• To be done:
Pick out each line containing the string "this" and copy it.

• Working data:
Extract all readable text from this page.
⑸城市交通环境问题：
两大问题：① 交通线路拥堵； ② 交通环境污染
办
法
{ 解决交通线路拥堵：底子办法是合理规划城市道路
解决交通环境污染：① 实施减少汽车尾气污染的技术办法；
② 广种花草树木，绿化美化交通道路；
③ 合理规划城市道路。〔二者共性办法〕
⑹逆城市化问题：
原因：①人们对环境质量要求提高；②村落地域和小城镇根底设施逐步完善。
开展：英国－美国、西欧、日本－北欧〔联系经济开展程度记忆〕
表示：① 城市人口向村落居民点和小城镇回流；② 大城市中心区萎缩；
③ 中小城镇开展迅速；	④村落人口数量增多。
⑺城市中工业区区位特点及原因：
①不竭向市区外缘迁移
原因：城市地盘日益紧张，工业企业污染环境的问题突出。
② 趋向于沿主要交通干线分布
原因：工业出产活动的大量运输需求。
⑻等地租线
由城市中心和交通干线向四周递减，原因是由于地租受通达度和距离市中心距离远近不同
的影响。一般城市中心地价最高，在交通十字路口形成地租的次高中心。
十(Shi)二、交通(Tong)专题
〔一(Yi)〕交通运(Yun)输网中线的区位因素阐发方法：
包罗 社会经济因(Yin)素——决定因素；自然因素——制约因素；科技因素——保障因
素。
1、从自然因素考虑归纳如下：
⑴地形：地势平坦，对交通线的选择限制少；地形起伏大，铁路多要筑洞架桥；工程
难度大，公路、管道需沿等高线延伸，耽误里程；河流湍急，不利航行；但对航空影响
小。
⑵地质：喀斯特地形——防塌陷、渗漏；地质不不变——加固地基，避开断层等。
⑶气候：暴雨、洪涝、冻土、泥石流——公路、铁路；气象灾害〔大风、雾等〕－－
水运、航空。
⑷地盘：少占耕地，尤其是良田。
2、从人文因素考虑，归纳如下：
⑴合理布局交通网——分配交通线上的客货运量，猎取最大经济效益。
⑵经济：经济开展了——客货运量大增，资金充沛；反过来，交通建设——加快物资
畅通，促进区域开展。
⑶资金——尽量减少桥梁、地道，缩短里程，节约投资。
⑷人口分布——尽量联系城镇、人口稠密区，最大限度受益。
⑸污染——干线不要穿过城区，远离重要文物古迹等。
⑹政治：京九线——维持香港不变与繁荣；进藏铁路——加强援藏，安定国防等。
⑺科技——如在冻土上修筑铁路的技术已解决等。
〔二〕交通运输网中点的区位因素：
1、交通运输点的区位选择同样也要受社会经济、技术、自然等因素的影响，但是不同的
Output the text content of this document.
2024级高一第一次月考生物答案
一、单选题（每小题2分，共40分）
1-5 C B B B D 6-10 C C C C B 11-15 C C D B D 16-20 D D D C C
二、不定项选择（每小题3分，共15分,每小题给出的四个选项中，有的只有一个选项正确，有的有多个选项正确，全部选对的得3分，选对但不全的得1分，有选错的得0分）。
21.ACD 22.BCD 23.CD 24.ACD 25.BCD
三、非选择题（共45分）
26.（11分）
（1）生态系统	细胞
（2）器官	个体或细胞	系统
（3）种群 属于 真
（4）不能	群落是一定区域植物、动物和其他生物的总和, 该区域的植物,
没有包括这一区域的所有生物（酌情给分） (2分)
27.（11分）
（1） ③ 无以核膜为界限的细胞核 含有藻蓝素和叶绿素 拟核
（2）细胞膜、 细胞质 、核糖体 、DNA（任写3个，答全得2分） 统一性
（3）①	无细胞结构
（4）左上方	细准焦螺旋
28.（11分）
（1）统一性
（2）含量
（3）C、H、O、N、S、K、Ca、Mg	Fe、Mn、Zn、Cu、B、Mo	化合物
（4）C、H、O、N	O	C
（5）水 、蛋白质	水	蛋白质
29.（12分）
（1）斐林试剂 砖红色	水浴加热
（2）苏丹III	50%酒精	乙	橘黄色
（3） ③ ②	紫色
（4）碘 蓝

• Response:
Extract all readable text from this page.
Output the text content of this document.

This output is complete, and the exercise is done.